● **WRITTEN PROBLEM**
Repeat the full listing below verbatim and keep the images out.

● **PROVIDED INFORMATION**

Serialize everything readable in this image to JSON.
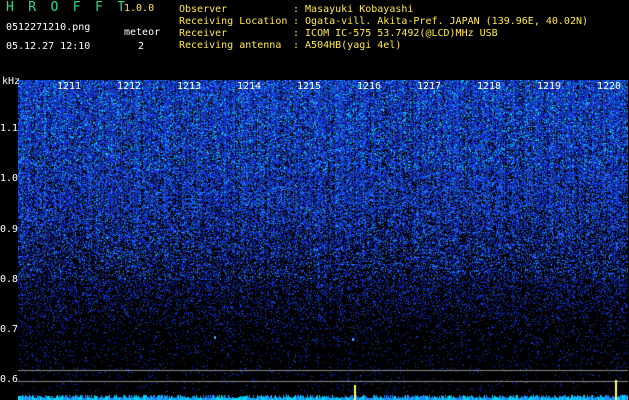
{
  "header": {
    "app_title": "H R O F F T",
    "app_version": "1.0.0",
    "file_name": "0512271210.png",
    "timestamp": "05.12.27 12:10",
    "meteor_label": "meteor",
    "meteor_count": "2"
  },
  "info": [
    {
      "label": "Observer",
      "value": ": Masayuki Kobayashi"
    },
    {
      "label": "Receiving Location",
      "value": ": Ogata-vill. Akita-Pref. JAPAN (139.96E, 40.02N)"
    },
    {
      "label": "Receiver",
      "value": ": ICOM IC-575 53.7492(@LCD)MHz USB"
    },
    {
      "label": "Receiving antenna",
      "value": ": A504HB(yagi 4el)"
    }
  ],
  "spectrogram": {
    "unit": "kHz",
    "y_ticks": [
      "1.1",
      "1.0",
      "0.9",
      "0.8",
      "0.7",
      "0.6"
    ],
    "x_ticks": [
      "1211",
      "1212",
      "1213",
      "1214",
      "1215",
      "1216",
      "1217",
      "1218",
      "1219",
      "1220"
    ],
    "colors": {
      "background": "#000000",
      "signal": "#1e3cff",
      "bright": "#00e6ff",
      "marker": "#ffff66",
      "reference_line": "#8a8a8a"
    }
  }
}
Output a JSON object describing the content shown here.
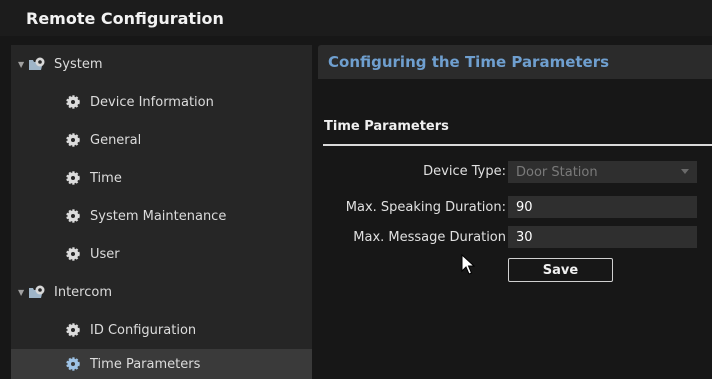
{
  "window": {
    "title": "Remote Configuration"
  },
  "sidebar": {
    "items": [
      {
        "label": "System",
        "level": 0,
        "expanded": true,
        "icon": "folder-gear-icon"
      },
      {
        "label": "Device Information",
        "level": 1,
        "icon": "gear-icon"
      },
      {
        "label": "General",
        "level": 1,
        "icon": "gear-icon"
      },
      {
        "label": "Time",
        "level": 1,
        "icon": "gear-icon"
      },
      {
        "label": "System Maintenance",
        "level": 1,
        "icon": "gear-icon"
      },
      {
        "label": "User",
        "level": 1,
        "icon": "gear-icon"
      },
      {
        "label": "Intercom",
        "level": 0,
        "expanded": true,
        "icon": "folder-gear-icon"
      },
      {
        "label": "ID Configuration",
        "level": 1,
        "icon": "gear-icon"
      },
      {
        "label": "Time Parameters",
        "level": 1,
        "icon": "gear-icon",
        "selected": true
      }
    ]
  },
  "content": {
    "header": "Configuring the Time Parameters",
    "section_title": "Time Parameters",
    "fields": {
      "device_type": {
        "label": "Device Type:",
        "value": "Door Station"
      },
      "max_speaking": {
        "label": "Max. Speaking Duration:",
        "value": "90"
      },
      "max_message": {
        "label": "Max. Message Duration",
        "value": "30"
      }
    },
    "save_label": "Save"
  },
  "colors": {
    "accent": "#6f9fcf",
    "background": "#171717",
    "sidebar": "#262626",
    "selected": "#3a3a3a"
  }
}
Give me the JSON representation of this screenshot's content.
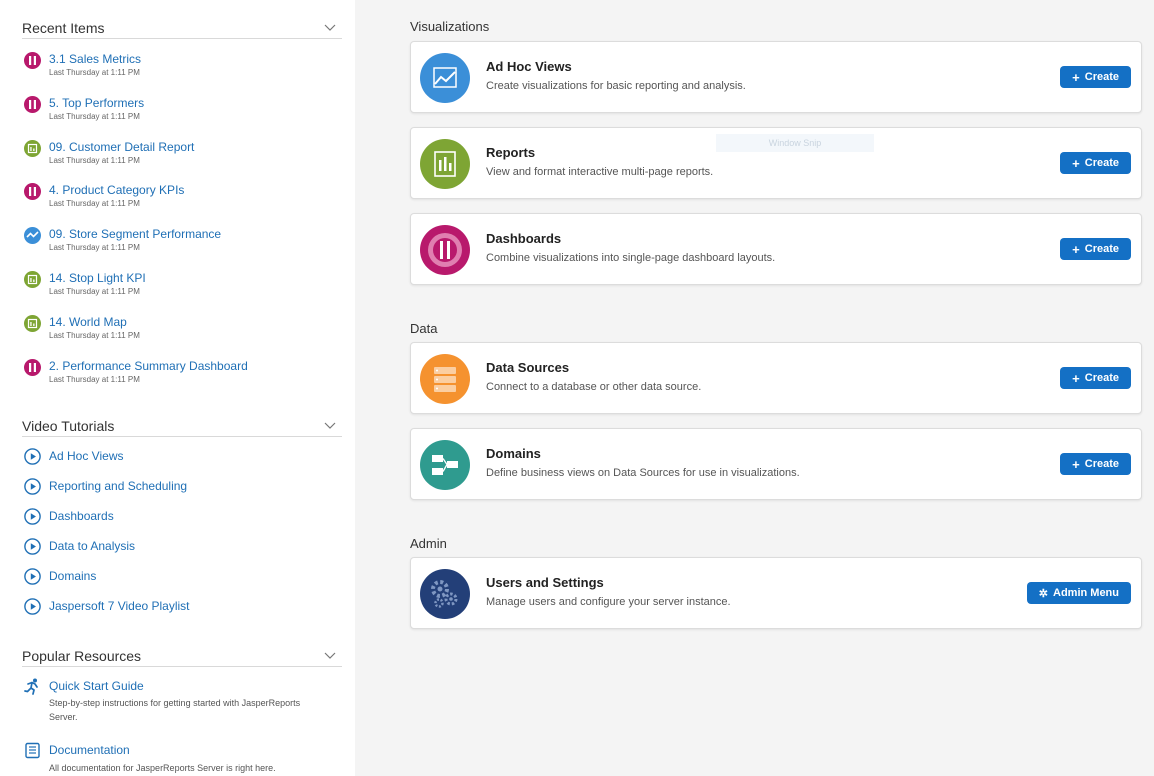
{
  "recent": {
    "title": "Recent Items",
    "items": [
      {
        "title": "3.1 Sales Metrics",
        "meta": "Last Thursday at 1:11 PM",
        "icon": "dashboard-icon"
      },
      {
        "title": "5. Top Performers",
        "meta": "Last Thursday at 1:11 PM",
        "icon": "dashboard-icon"
      },
      {
        "title": "09. Customer Detail Report",
        "meta": "Last Thursday at 1:11 PM",
        "icon": "report-icon"
      },
      {
        "title": "4. Product Category KPIs",
        "meta": "Last Thursday at 1:11 PM",
        "icon": "dashboard-icon"
      },
      {
        "title": "09. Store Segment Performance",
        "meta": "Last Thursday at 1:11 PM",
        "icon": "adhoc-view-icon"
      },
      {
        "title": "14. Stop Light KPI",
        "meta": "Last Thursday at 1:11 PM",
        "icon": "report-icon"
      },
      {
        "title": "14. World Map",
        "meta": "Last Thursday at 1:11 PM",
        "icon": "report-icon"
      },
      {
        "title": "2. Performance Summary Dashboard",
        "meta": "Last Thursday at 1:11 PM",
        "icon": "dashboard-icon"
      }
    ]
  },
  "videos": {
    "title": "Video Tutorials",
    "items": [
      "Ad Hoc Views",
      "Reporting and Scheduling",
      "Dashboards",
      "Data to Analysis",
      "Domains",
      "Jaspersoft 7 Video Playlist"
    ]
  },
  "resources": {
    "title": "Popular Resources",
    "items": [
      {
        "title": "Quick Start Guide",
        "desc": "Step-by-step instructions for getting started with JasperReports Server.",
        "icon": "runner-icon"
      },
      {
        "title": "Documentation",
        "desc": "All documentation for JasperReports Server is right here.",
        "icon": "document-icon"
      }
    ]
  },
  "sections": {
    "visualizations": "Visualizations",
    "data": "Data",
    "admin": "Admin"
  },
  "cards": {
    "adhoc": {
      "title": "Ad Hoc Views",
      "desc": "Create visualizations for basic reporting and analysis.",
      "button": "Create",
      "color": "#3b8fd8"
    },
    "reports": {
      "title": "Reports",
      "desc": "View and format interactive multi-page reports.",
      "button": "Create",
      "color": "#7ea534"
    },
    "dashboards": {
      "title": "Dashboards",
      "desc": "Combine visualizations into single-page dashboard layouts.",
      "button": "Create",
      "color": "#b8196c"
    },
    "datasources": {
      "title": "Data Sources",
      "desc": "Connect to a database or other data source.",
      "button": "Create",
      "color": "#f5922f"
    },
    "domains": {
      "title": "Domains",
      "desc": "Define business views on Data Sources for use in visualizations.",
      "button": "Create",
      "color": "#2f9b8f"
    },
    "users": {
      "title": "Users and Settings",
      "desc": "Manage users and configure your server instance.",
      "button": "Admin Menu",
      "color": "#233f78"
    }
  },
  "overlay": {
    "snip": "Window Snip"
  },
  "colors": {
    "link": "#1f6fb5",
    "button": "#1470c5"
  }
}
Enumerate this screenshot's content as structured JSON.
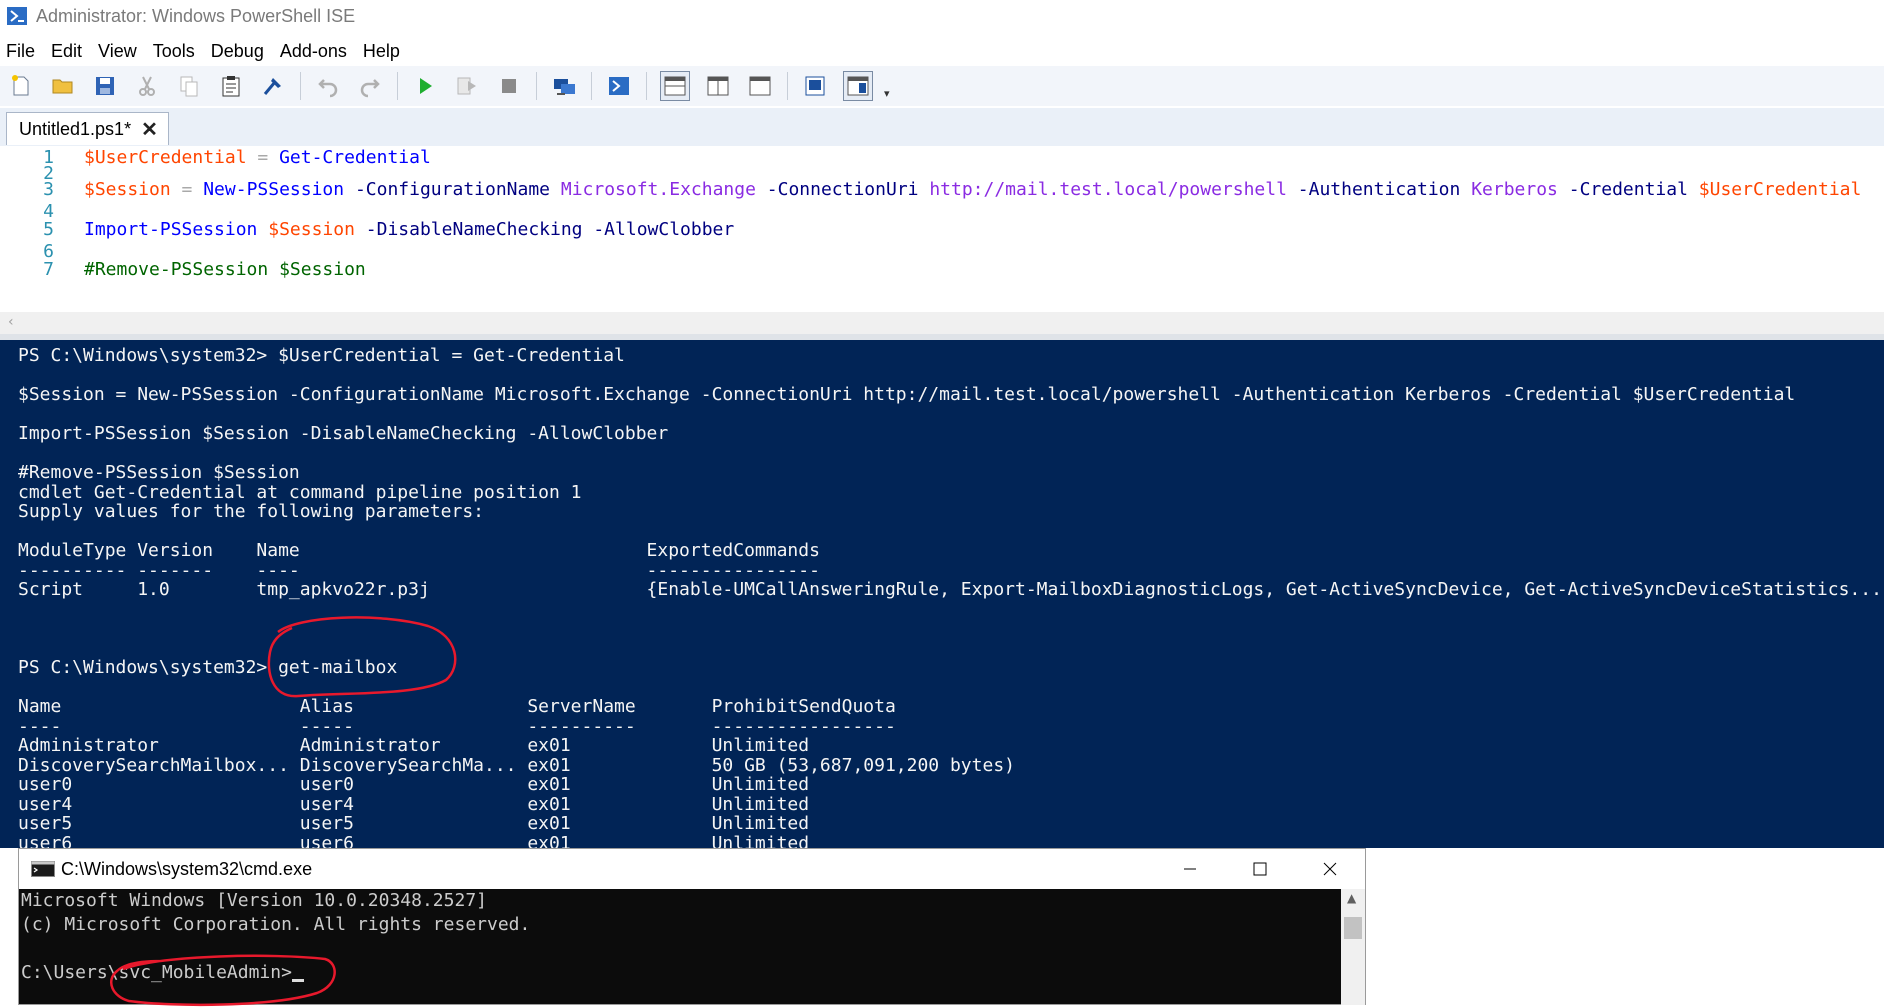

● **RESPONSE TO THIS TASK**
Serialize everything readable in this image to JSON.
{
  "header": {
    "app_title": "H R O F F T",
    "app_version": "1.0.0",
    "file_name": "0512271210.png",
    "timestamp": "05.12.27 12:10",
    "meteor_label": "meteor",
    "meteor_count": "2"
  },
  "info": [
    {
      "label": "Observer",
      "value": ": Masayuki Kobayashi"
    },
    {
      "label": "Receiving Location",
      "value": ": Ogata-vill. Akita-Pref. JAPAN (139.96E, 40.02N)"
    },
    {
      "label": "Receiver",
      "value": ": ICOM IC-575 53.7492(@LCD)MHz USB"
    },
    {
      "label": "Receiving antenna",
      "value": ": A504HB(yagi 4el)"
    }
  ],
  "spectrogram": {
    "unit": "kHz",
    "y_ticks": [
      "1.1",
      "1.0",
      "0.9",
      "0.8",
      "0.7",
      "0.6"
    ],
    "x_ticks": [
      "1211",
      "1212",
      "1213",
      "1214",
      "1215",
      "1216",
      "1217",
      "1218",
      "1219",
      "1220"
    ],
    "colors": {
      "background": "#000000",
      "signal": "#1e3cff",
      "bright": "#00e6ff",
      "marker": "#ffff66",
      "reference_line": "#8a8a8a"
    }
  }
}
Output a JSON object describing the content shown here.
{
  "window": {
    "title": "Remote Configuration"
  },
  "sidebar": {
    "items": [
      {
        "label": "System",
        "level": 0,
        "expanded": true,
        "icon": "folder-gear-icon"
      },
      {
        "label": "Device Information",
        "level": 1,
        "icon": "gear-icon"
      },
      {
        "label": "General",
        "level": 1,
        "icon": "gear-icon"
      },
      {
        "label": "Time",
        "level": 1,
        "icon": "gear-icon"
      },
      {
        "label": "System Maintenance",
        "level": 1,
        "icon": "gear-icon"
      },
      {
        "label": "User",
        "level": 1,
        "icon": "gear-icon"
      },
      {
        "label": "Intercom",
        "level": 0,
        "expanded": true,
        "icon": "folder-gear-icon"
      },
      {
        "label": "ID Configuration",
        "level": 1,
        "icon": "gear-icon"
      },
      {
        "label": "Time Parameters",
        "level": 1,
        "icon": "gear-icon",
        "selected": true
      }
    ]
  },
  "content": {
    "header": "Configuring the Time Parameters",
    "section_title": "Time Parameters",
    "fields": {
      "device_type": {
        "label": "Device Type:",
        "value": "Door Station"
      },
      "max_speaking": {
        "label": "Max. Speaking Duration:",
        "value": "90"
      },
      "max_message": {
        "label": "Max. Message Duration",
        "value": "30"
      }
    },
    "save_label": "Save"
  },
  "colors": {
    "accent": "#6f9fcf",
    "background": "#171717",
    "sidebar": "#262626",
    "selected": "#3a3a3a"
  }
}
Give me the JSON representation of this screenshot's content.
{
  "recent": {
    "title": "Recent Items",
    "items": [
      {
        "title": "3.1 Sales Metrics",
        "meta": "Last Thursday at 1:11 PM",
        "icon": "dashboard-icon"
      },
      {
        "title": "5. Top Performers",
        "meta": "Last Thursday at 1:11 PM",
        "icon": "dashboard-icon"
      },
      {
        "title": "09. Customer Detail Report",
        "meta": "Last Thursday at 1:11 PM",
        "icon": "report-icon"
      },
      {
        "title": "4. Product Category KPIs",
        "meta": "Last Thursday at 1:11 PM",
        "icon": "dashboard-icon"
      },
      {
        "title": "09. Store Segment Performance",
        "meta": "Last Thursday at 1:11 PM",
        "icon": "adhoc-view-icon"
      },
      {
        "title": "14. Stop Light KPI",
        "meta": "Last Thursday at 1:11 PM",
        "icon": "report-icon"
      },
      {
        "title": "14. World Map",
        "meta": "Last Thursday at 1:11 PM",
        "icon": "report-icon"
      },
      {
        "title": "2. Performance Summary Dashboard",
        "meta": "Last Thursday at 1:11 PM",
        "icon": "dashboard-icon"
      }
    ]
  },
  "videos": {
    "title": "Video Tutorials",
    "items": [
      "Ad Hoc Views",
      "Reporting and Scheduling",
      "Dashboards",
      "Data to Analysis",
      "Domains",
      "Jaspersoft 7 Video Playlist"
    ]
  },
  "resources": {
    "title": "Popular Resources",
    "items": [
      {
        "title": "Quick Start Guide",
        "desc": "Step-by-step instructions for getting started with JasperReports Server.",
        "icon": "runner-icon"
      },
      {
        "title": "Documentation",
        "desc": "All documentation for JasperReports Server is right here.",
        "icon": "document-icon"
      }
    ]
  },
  "sections": {
    "visualizations": "Visualizations",
    "data": "Data",
    "admin": "Admin"
  },
  "cards": {
    "adhoc": {
      "title": "Ad Hoc Views",
      "desc": "Create visualizations for basic reporting and analysis.",
      "button": "Create",
      "color": "#3b8fd8"
    },
    "reports": {
      "title": "Reports",
      "desc": "View and format interactive multi-page reports.",
      "button": "Create",
      "color": "#7ea534"
    },
    "dashboards": {
      "title": "Dashboards",
      "desc": "Combine visualizations into single-page dashboard layouts.",
      "button": "Create",
      "color": "#b8196c"
    },
    "datasources": {
      "title": "Data Sources",
      "desc": "Connect to a database or other data source.",
      "button": "Create",
      "color": "#f5922f"
    },
    "domains": {
      "title": "Domains",
      "desc": "Define business views on Data Sources for use in visualizations.",
      "button": "Create",
      "color": "#2f9b8f"
    },
    "users": {
      "title": "Users and Settings",
      "desc": "Manage users and configure your server instance.",
      "button": "Admin Menu",
      "color": "#233f78"
    }
  },
  "overlay": {
    "snip": "Window Snip"
  },
  "colors": {
    "link": "#1f6fb5",
    "button": "#1470c5"
  }
}
Enumerate this screenshot's content as structured JSON.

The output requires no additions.